-- Short exercise --
Give the entries back exactly, dropping each image.

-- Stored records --
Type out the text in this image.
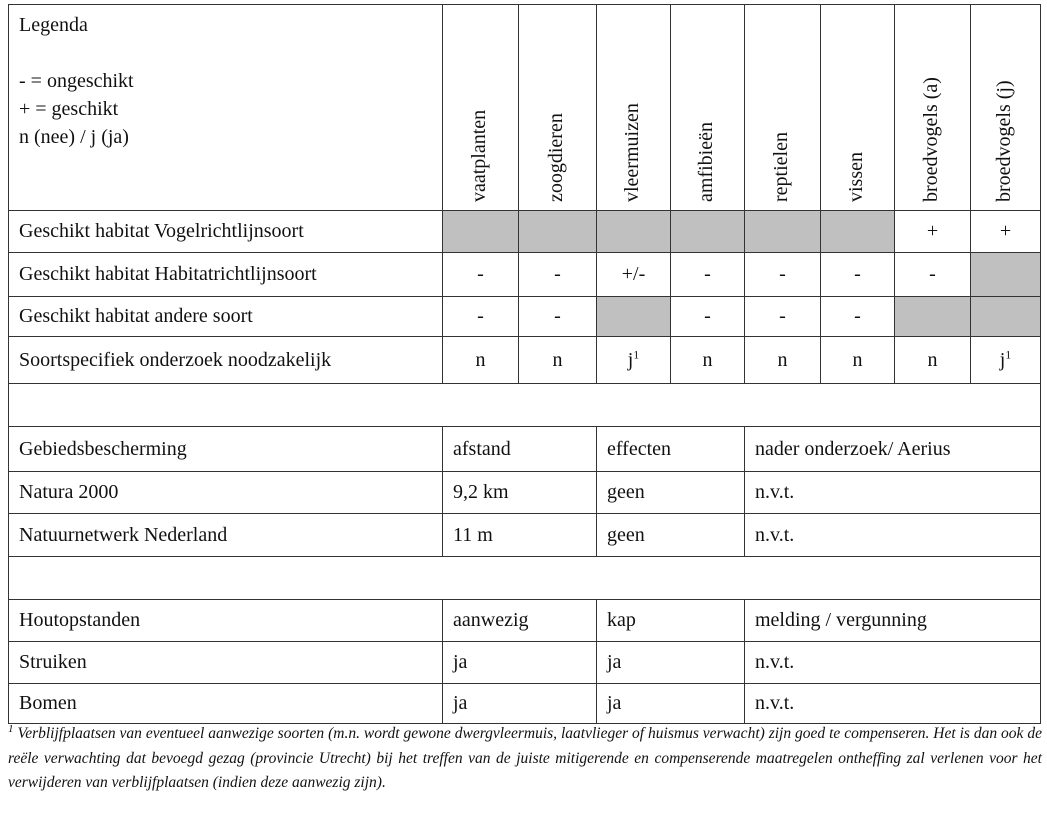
Legenda
- = ongeschikt
+ = geschikt
n (nee) / j (ja)	vaatplanten	zoogdieren	vleermuizen	amfibieën	reptielen	vissen	broedvogels (a)	broedvogels (j)

Geschikt habitat Vogelrichtlijnsoort							+	+
Geschikt habitat Habitatrichtlijnsoort	-	-	+/-	-	-	-	-	
Geschikt habitat andere soort	-	-		-	-	-		
Soortspecifiek onderzoek noodzakelijk	n	n	$j^1$	n	n	n	n	$j^1$

Gebiedsbescherming	afstand		effecten		nader onderzoek/ Aerius			
Natura 2000	9,2 km		geen		n.v.t.			
Natuurnetwerk Nederland	11 m		geen		n.v.t.			

Houtopstanden	aanwezig		kap		melding / vergunning			
Struiken	ja		ja		n.v.t.			
Bomen	ja		ja		n.v.t.			
$^1$ Verblijfplaatsen van eventueel aanwezige soorten (m.n. wordt gewone dwergvleermuis, laatvlieger of huismus verwacht) zijn goed te compenseren. Het is dan ook de reële verwachting dat bevoegd gezag (provincie Utrecht) bij het treffen van de juiste mitigerende en compenserende maatregelen ontheffing zal verlenen voor het verwijderen van verblijfplaatsen (indien deze aanwezig zijn).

-- Answer to this task --
Type out the text in this image.
Legenda
- = ongeschikt
+ = geschikt
n (nee) / j (ja)	vaatplanten	zoogdieren	vleermuizen	amfibieën	reptielen	vissen	broedvogels (a)	broedvogels (j)

Geschikt habitat Vogelrichtlijnsoort							+	+
Geschikt habitat Habitatrichtlijnsoort	-	-	+/-	-	-	-	-	
Geschikt habitat andere soort	-	-		-	-	-		
Soortspecifiek onderzoek noodzakelijk	n	n	$j^1$	n	n	n	n	$j^1$

Gebiedsbescherming	afstand		effecten		nader onderzoek/ Aerius			
Natura 2000	9,2 km		geen		n.v.t.			
Natuurnetwerk Nederland	11 m		geen		n.v.t.			

Houtopstanden	aanwezig		kap		melding / vergunning			
Struiken	ja		ja		n.v.t.			
Bomen	ja		ja		n.v.t.			
$^1$ Verblijfplaatsen van eventueel aanwezige soorten (m.n. wordt gewone dwergvleermuis, laatvlieger of huismus verwacht) zijn goed te compenseren. Het is dan ook de reële verwachting dat bevoegd gezag (provincie Utrecht) bij het treffen van de juiste mitigerende en compenserende maatregelen ontheffing zal verlenen voor het verwijderen van verblijfplaatsen (indien deze aanwezig zijn).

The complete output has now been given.